Retype all of the listing exactly, passing over any picture you find.
***** Data for this task *****
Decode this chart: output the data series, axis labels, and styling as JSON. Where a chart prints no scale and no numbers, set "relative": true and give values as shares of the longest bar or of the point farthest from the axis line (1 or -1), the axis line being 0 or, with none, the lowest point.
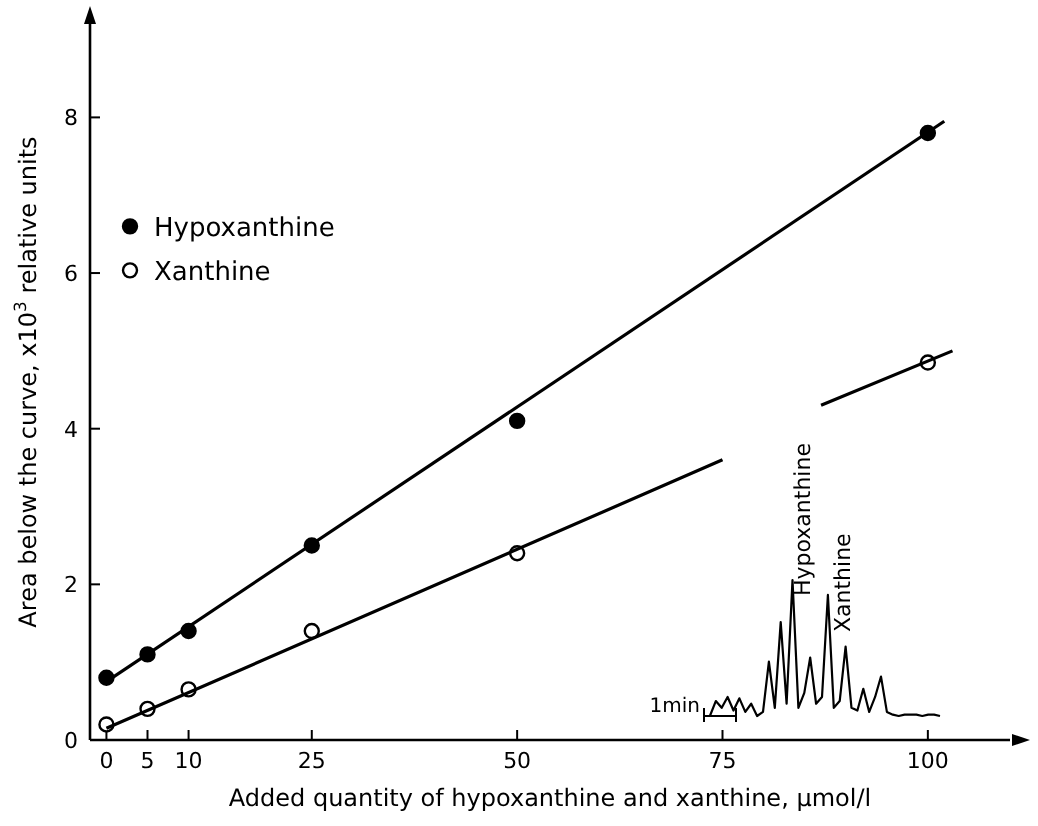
{
  "chart_data": [
    {
      "type": "scatter",
      "xlabel": "Added quantity of hypoxanthine and xanthine, μmol/l",
      "ylabel": "Area below the curve, x10$^{3}$ relative units",
      "xlim": [
        -2,
        110
      ],
      "ylim": [
        0,
        9.2
      ],
      "xticks": [
        0,
        5,
        10,
        25,
        50,
        75,
        100
      ],
      "yticks": [
        0,
        2,
        4,
        6,
        8
      ],
      "legend": "top left",
      "marker": "circle",
      "grid": false,
      "series": [
        {
          "name": "Hypoxanthine",
          "color": "#000000",
          "x": [
            0,
            5,
            10,
            25,
            50,
            100
          ],
          "values": [
            0.8,
            1.1,
            1.4,
            2.5,
            4.1,
            7.8
          ]
        },
        {
          "name": "Xanthine",
          "color": "#ffffff",
          "x": [
            0,
            5,
            10,
            25,
            50,
            100
          ],
          "values": [
            0.2,
            0.4,
            0.65,
            1.4,
            2.4,
            4.85
          ]
        },
        {
          "type": "line",
          "color": "#000000",
          "marker": "none",
          "x": [
            0,
            102
          ],
          "values": [
            0.75,
            7.95
          ]
        },
        {
          "type": "line",
          "color": "#000000",
          "marker": "none",
          "x": [
            0,
            75,
            80,
            87,
            103
          ],
          "values": [
            0.15,
            3.6,
            null,
            4.3,
            5.0
          ]
        }
      ]
    },
    {
      "type": "line",
      "relative": true,
      "categories": [
        null,
        null,
        null,
        null,
        null,
        null,
        null,
        null,
        null,
        null,
        null,
        null,
        null,
        null,
        null,
        null,
        null,
        null,
        null,
        null,
        null,
        null,
        null,
        null,
        null,
        null,
        null,
        null,
        null,
        null,
        null,
        null,
        null,
        null,
        null,
        null,
        null,
        null,
        null,
        null,
        null
      ],
      "series": [
        {
          "color": "#000000",
          "values": [
            0,
            0,
            0.11,
            0.06,
            0.14,
            0.04,
            0.13,
            0.03,
            0.09,
            0,
            0.03,
            0.4,
            0.06,
            0.69,
            0.09,
            1,
            0.06,
            0.17,
            0.43,
            0.09,
            0.14,
            0.89,
            0.06,
            0.11,
            0.51,
            0.06,
            0.04,
            0.2,
            0.03,
            0.14,
            0.29,
            0.03,
            0.01,
            0,
            0.01,
            0.01,
            0.01,
            0,
            0.01,
            0.01,
            0
          ]
        }
      ],
      "annotations": [
        "Hypoxanthine",
        "Xanthine",
        "1min"
      ]
    }
  ]
}
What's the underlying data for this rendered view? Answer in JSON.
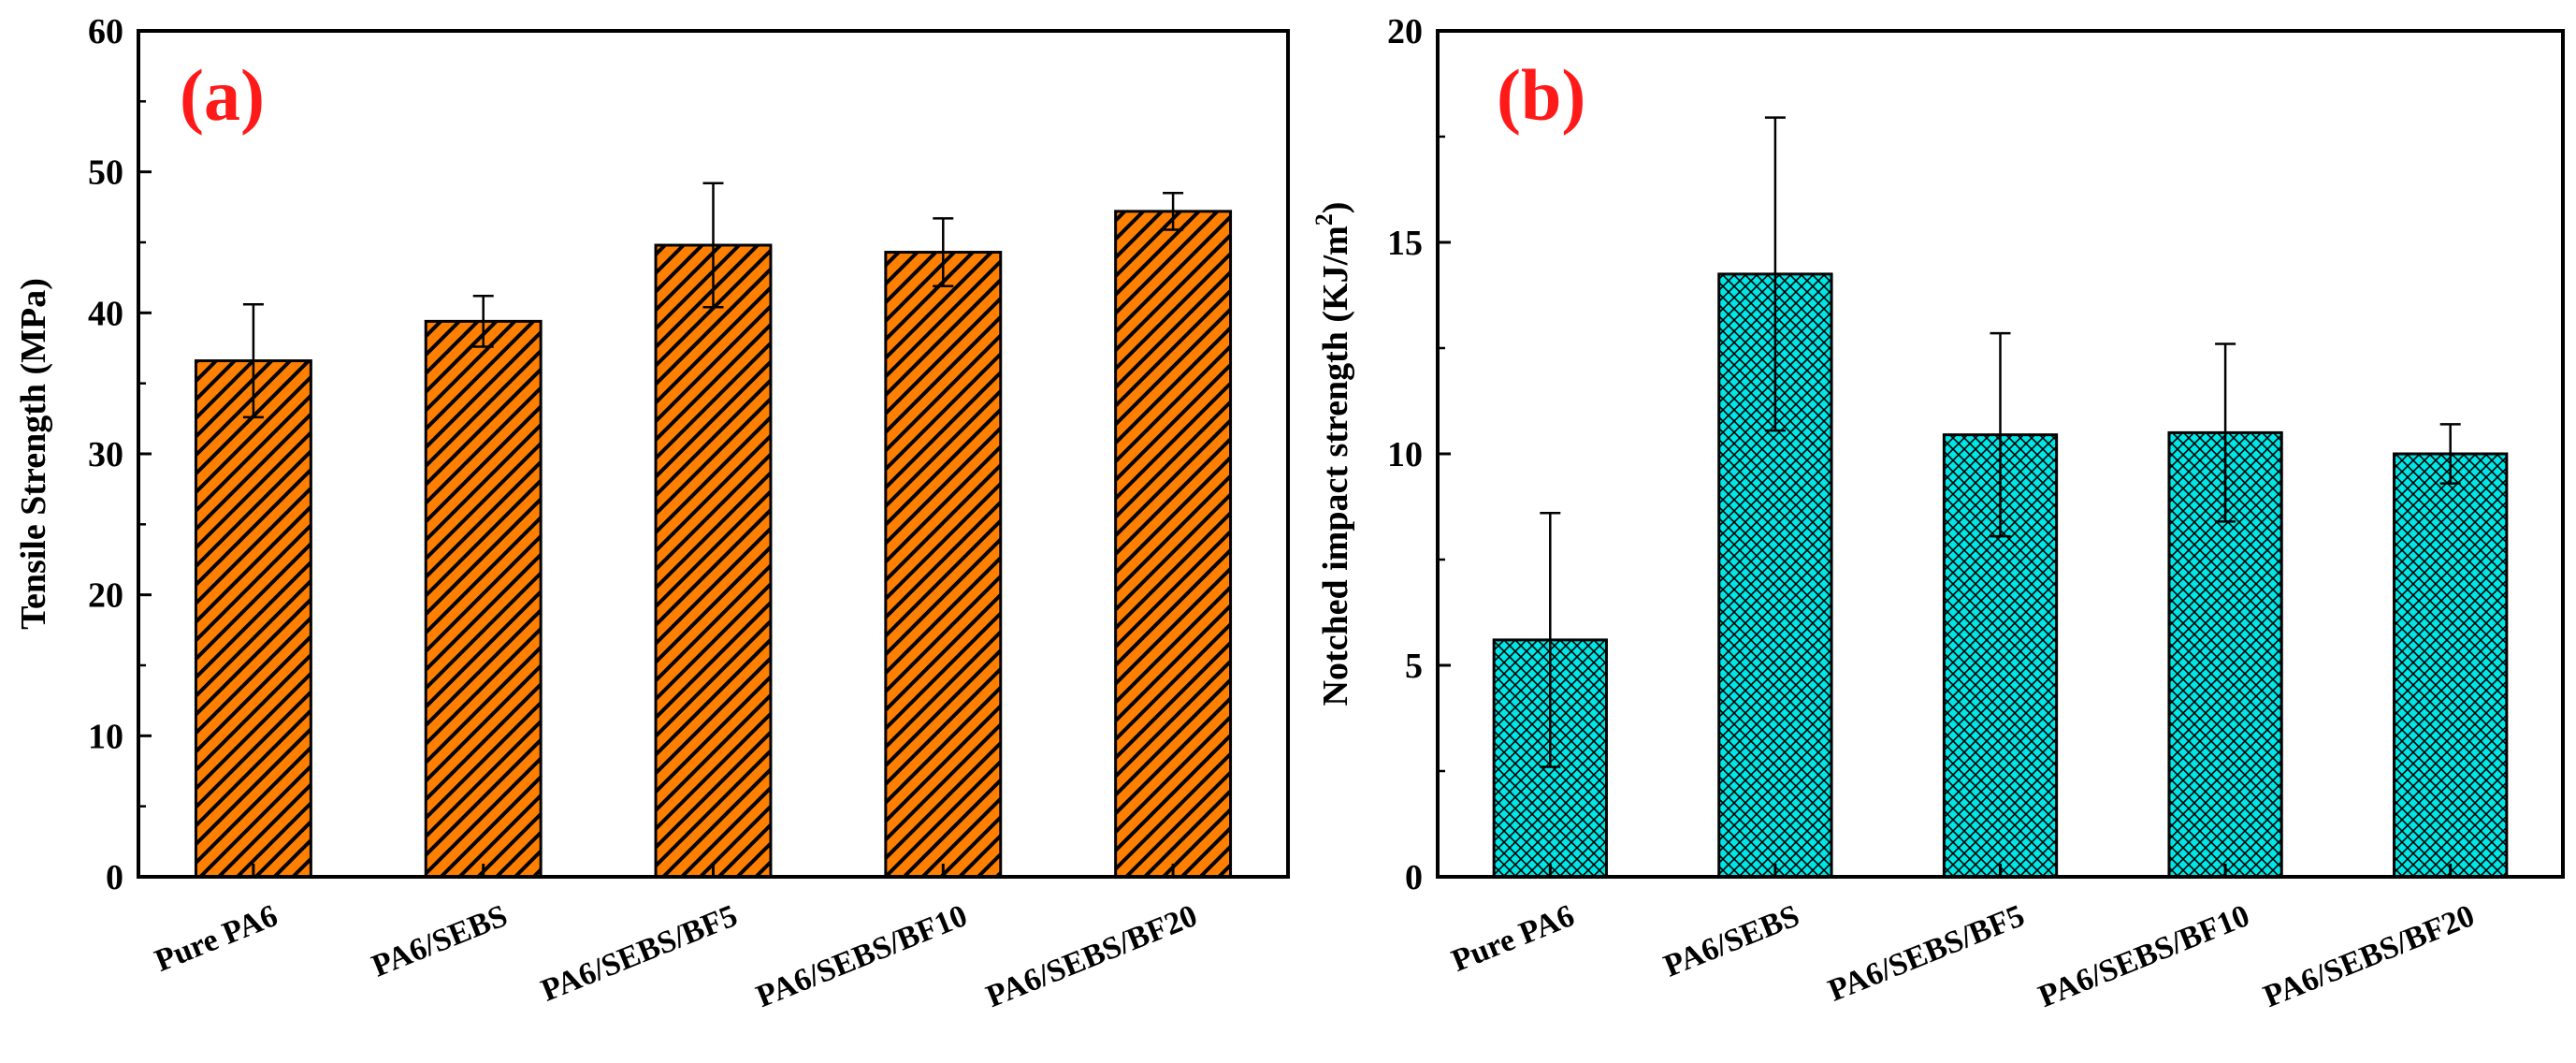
{
  "chart_data": [
    {
      "type": "bar",
      "panel_label": "(a)",
      "categories": [
        "Pure PA6",
        "PA6/SEBS",
        "PA6/SEBS/BF5",
        "PA6/SEBS/BF10",
        "PA6/SEBS/BF20"
      ],
      "values": [
        36.6,
        39.4,
        44.8,
        44.3,
        47.2
      ],
      "errors": [
        4.0,
        1.8,
        4.4,
        2.4,
        1.3
      ],
      "title": "",
      "xlabel": "",
      "ylabel": "Tensile Strength (MPa)",
      "ylim": [
        0,
        60
      ],
      "yticks": [
        0,
        10,
        20,
        30,
        40,
        50,
        60
      ],
      "fill_color": "#ff7f00",
      "pattern": "diagonal-hatch",
      "grid": false
    },
    {
      "type": "bar",
      "panel_label": "(b)",
      "categories": [
        "Pure PA6",
        "PA6/SEBS",
        "PA6/SEBS/BF5",
        "PA6/SEBS/BF10",
        "PA6/SEBS/BF20"
      ],
      "values": [
        5.6,
        14.25,
        10.45,
        10.5,
        10.0
      ],
      "errors": [
        3.0,
        3.7,
        2.4,
        2.1,
        0.7
      ],
      "title": "",
      "xlabel": "",
      "ylabel": "Notched impact strength (KJ/m",
      "ylabel_superscript": "2",
      "ylabel_suffix": ")",
      "ylim": [
        0,
        20
      ],
      "yticks": [
        0,
        5,
        10,
        15,
        20
      ],
      "fill_color": "#00e5e5",
      "pattern": "crosshatch",
      "grid": false
    }
  ],
  "colors": {
    "panel_label": "#ff1a1a",
    "axis": "#000000",
    "hatch": "#000000"
  }
}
*****
Reply:
Decode this chart: output the data series, axis labels, and styling as JSON. Where a chart prints no scale and no numbers, set "relative": true and give values as shares of the longest bar or of the point farthest from the axis line (1 or -1), the axis line being 0 or, with none, the lowest point.
{
  "chart_data": [
    {
      "type": "scatter",
      "xlabel": "Added quantity of hypoxanthine and xanthine, μmol/l",
      "ylabel": "Area below the curve, x10$^{3}$ relative units",
      "xlim": [
        -2,
        110
      ],
      "ylim": [
        0,
        9.2
      ],
      "xticks": [
        0,
        5,
        10,
        25,
        50,
        75,
        100
      ],
      "yticks": [
        0,
        2,
        4,
        6,
        8
      ],
      "legend": "top left",
      "marker": "circle",
      "grid": false,
      "series": [
        {
          "name": "Hypoxanthine",
          "color": "#000000",
          "x": [
            0,
            5,
            10,
            25,
            50,
            100
          ],
          "values": [
            0.8,
            1.1,
            1.4,
            2.5,
            4.1,
            7.8
          ]
        },
        {
          "name": "Xanthine",
          "color": "#ffffff",
          "x": [
            0,
            5,
            10,
            25,
            50,
            100
          ],
          "values": [
            0.2,
            0.4,
            0.65,
            1.4,
            2.4,
            4.85
          ]
        },
        {
          "type": "line",
          "color": "#000000",
          "marker": "none",
          "x": [
            0,
            102
          ],
          "values": [
            0.75,
            7.95
          ]
        },
        {
          "type": "line",
          "color": "#000000",
          "marker": "none",
          "x": [
            0,
            75,
            80,
            87,
            103
          ],
          "values": [
            0.15,
            3.6,
            null,
            4.3,
            5.0
          ]
        }
      ]
    },
    {
      "type": "line",
      "relative": true,
      "categories": [
        null,
        null,
        null,
        null,
        null,
        null,
        null,
        null,
        null,
        null,
        null,
        null,
        null,
        null,
        null,
        null,
        null,
        null,
        null,
        null,
        null,
        null,
        null,
        null,
        null,
        null,
        null,
        null,
        null,
        null,
        null,
        null,
        null,
        null,
        null,
        null,
        null,
        null,
        null,
        null,
        null
      ],
      "series": [
        {
          "color": "#000000",
          "values": [
            0,
            0,
            0.11,
            0.06,
            0.14,
            0.04,
            0.13,
            0.03,
            0.09,
            0,
            0.03,
            0.4,
            0.06,
            0.69,
            0.09,
            1,
            0.06,
            0.17,
            0.43,
            0.09,
            0.14,
            0.89,
            0.06,
            0.11,
            0.51,
            0.06,
            0.04,
            0.2,
            0.03,
            0.14,
            0.29,
            0.03,
            0.01,
            0,
            0.01,
            0.01,
            0.01,
            0,
            0.01,
            0.01,
            0
          ]
        }
      ],
      "annotations": [
        "Hypoxanthine",
        "Xanthine",
        "1min"
      ]
    }
  ]
}
What's the underlying data for this rendered view? Answer in JSON.
{
  "chart_data": [
    {
      "type": "bar",
      "panel_label": "(a)",
      "categories": [
        "Pure PA6",
        "PA6/SEBS",
        "PA6/SEBS/BF5",
        "PA6/SEBS/BF10",
        "PA6/SEBS/BF20"
      ],
      "values": [
        36.6,
        39.4,
        44.8,
        44.3,
        47.2
      ],
      "errors": [
        4.0,
        1.8,
        4.4,
        2.4,
        1.3
      ],
      "title": "",
      "xlabel": "",
      "ylabel": "Tensile Strength (MPa)",
      "ylim": [
        0,
        60
      ],
      "yticks": [
        0,
        10,
        20,
        30,
        40,
        50,
        60
      ],
      "fill_color": "#ff7f00",
      "pattern": "diagonal-hatch",
      "grid": false
    },
    {
      "type": "bar",
      "panel_label": "(b)",
      "categories": [
        "Pure PA6",
        "PA6/SEBS",
        "PA6/SEBS/BF5",
        "PA6/SEBS/BF10",
        "PA6/SEBS/BF20"
      ],
      "values": [
        5.6,
        14.25,
        10.45,
        10.5,
        10.0
      ],
      "errors": [
        3.0,
        3.7,
        2.4,
        2.1,
        0.7
      ],
      "title": "",
      "xlabel": "",
      "ylabel": "Notched impact strength (KJ/m",
      "ylabel_superscript": "2",
      "ylabel_suffix": ")",
      "ylim": [
        0,
        20
      ],
      "yticks": [
        0,
        5,
        10,
        15,
        20
      ],
      "fill_color": "#00e5e5",
      "pattern": "crosshatch",
      "grid": false
    }
  ],
  "colors": {
    "panel_label": "#ff1a1a",
    "axis": "#000000",
    "hatch": "#000000"
  }
}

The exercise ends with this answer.